• _Exercise task_
What is the number of lines containing the word "二氯乙烯"? Give that number alone.
>> START Provided entries
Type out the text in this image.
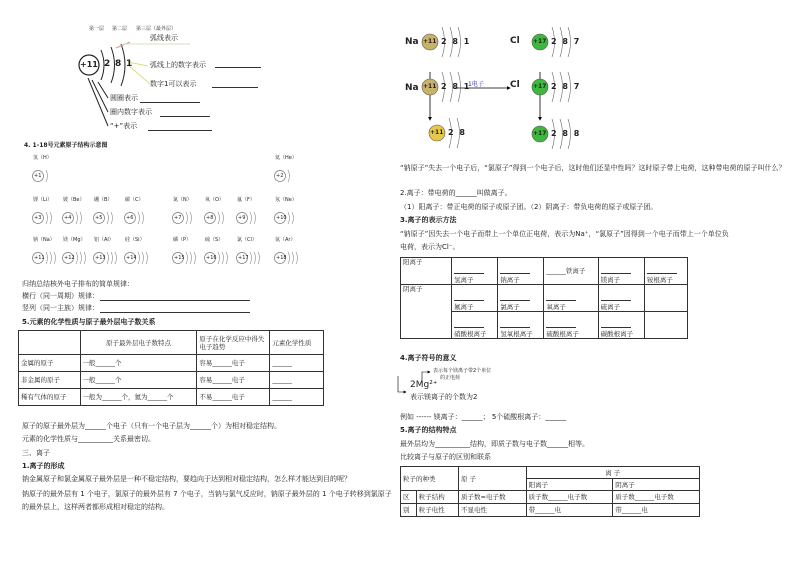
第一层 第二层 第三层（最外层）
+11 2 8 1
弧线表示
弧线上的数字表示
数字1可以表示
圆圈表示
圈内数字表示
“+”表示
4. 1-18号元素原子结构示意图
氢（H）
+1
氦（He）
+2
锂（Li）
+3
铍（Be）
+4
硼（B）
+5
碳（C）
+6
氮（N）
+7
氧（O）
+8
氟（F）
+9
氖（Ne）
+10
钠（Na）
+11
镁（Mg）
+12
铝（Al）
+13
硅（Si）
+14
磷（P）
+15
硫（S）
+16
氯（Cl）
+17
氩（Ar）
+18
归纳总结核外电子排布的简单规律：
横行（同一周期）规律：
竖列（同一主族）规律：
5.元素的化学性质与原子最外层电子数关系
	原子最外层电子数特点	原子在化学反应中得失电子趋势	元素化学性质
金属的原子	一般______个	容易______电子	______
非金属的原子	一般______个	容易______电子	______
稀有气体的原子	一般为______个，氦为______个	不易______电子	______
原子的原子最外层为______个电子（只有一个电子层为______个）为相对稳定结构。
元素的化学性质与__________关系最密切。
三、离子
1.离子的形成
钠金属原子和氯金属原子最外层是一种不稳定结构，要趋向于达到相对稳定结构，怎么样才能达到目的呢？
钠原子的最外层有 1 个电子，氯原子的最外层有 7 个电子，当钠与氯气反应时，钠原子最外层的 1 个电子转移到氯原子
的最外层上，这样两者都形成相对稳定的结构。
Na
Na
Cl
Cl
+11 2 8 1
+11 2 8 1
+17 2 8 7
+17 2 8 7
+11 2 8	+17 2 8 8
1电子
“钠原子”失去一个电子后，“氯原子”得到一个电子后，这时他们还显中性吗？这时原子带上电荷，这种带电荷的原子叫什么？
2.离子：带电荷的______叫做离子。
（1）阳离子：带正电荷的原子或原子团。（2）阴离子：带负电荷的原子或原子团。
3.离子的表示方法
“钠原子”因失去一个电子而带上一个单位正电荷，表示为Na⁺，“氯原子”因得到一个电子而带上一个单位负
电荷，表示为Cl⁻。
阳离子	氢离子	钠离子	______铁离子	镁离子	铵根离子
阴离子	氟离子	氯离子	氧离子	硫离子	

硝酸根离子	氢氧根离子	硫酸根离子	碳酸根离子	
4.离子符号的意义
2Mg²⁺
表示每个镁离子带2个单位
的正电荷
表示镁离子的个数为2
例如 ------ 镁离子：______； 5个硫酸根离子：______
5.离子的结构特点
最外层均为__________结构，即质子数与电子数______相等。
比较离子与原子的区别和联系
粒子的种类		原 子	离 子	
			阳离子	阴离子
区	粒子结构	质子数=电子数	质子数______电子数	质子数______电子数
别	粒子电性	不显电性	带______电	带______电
>> END Provided entries
>> START Provided entries
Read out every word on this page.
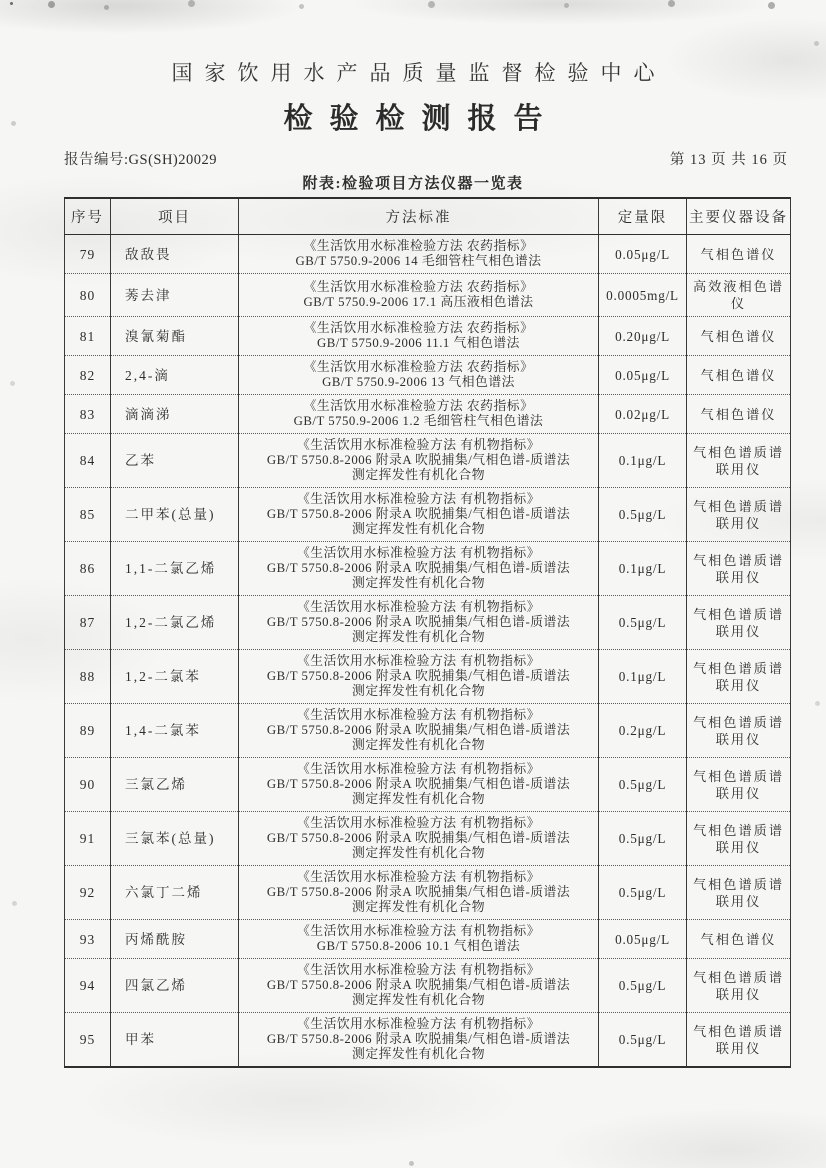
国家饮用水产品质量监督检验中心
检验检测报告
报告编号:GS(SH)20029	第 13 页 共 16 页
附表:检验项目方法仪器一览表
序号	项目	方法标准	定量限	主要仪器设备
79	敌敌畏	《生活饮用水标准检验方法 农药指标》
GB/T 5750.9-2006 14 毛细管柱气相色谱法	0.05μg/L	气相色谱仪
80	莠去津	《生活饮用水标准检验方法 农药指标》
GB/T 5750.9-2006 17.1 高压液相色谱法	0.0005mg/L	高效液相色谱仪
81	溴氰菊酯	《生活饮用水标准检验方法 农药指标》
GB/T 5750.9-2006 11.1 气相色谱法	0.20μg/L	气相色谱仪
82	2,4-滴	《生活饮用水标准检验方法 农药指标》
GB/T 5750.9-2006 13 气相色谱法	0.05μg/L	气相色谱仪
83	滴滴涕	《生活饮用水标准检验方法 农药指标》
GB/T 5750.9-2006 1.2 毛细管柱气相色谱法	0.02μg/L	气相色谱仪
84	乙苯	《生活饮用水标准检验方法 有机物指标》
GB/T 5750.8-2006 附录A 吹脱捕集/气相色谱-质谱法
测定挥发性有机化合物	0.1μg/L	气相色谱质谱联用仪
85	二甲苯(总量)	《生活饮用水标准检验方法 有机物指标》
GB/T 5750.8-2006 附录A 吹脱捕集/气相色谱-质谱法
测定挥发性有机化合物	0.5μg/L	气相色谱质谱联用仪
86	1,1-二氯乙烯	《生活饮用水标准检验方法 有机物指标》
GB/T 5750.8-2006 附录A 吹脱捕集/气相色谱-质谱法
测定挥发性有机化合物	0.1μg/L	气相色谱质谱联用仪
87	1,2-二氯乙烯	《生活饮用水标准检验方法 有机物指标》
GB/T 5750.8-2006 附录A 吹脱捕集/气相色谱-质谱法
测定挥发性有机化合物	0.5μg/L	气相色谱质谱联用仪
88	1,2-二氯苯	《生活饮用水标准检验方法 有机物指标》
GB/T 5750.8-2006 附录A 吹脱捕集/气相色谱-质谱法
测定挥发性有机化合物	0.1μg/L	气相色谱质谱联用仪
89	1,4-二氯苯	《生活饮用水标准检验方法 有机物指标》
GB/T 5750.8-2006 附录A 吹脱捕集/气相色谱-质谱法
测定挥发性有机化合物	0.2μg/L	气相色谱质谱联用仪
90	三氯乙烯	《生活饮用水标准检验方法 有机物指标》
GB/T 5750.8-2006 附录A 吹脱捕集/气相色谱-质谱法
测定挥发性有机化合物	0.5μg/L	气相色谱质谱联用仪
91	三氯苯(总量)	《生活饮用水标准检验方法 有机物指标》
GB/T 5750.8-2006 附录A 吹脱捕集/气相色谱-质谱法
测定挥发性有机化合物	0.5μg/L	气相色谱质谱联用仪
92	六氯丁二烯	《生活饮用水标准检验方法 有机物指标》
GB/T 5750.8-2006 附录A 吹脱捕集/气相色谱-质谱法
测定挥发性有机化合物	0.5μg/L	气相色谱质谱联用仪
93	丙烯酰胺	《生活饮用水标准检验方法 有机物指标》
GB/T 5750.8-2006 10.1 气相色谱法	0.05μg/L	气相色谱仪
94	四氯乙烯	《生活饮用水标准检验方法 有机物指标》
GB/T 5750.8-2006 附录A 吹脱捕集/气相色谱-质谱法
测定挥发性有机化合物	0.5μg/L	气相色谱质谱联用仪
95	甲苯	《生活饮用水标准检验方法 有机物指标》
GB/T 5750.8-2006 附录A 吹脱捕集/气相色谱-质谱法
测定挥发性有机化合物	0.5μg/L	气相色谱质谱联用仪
>> END Provided entries
• _Response to the exercise_
2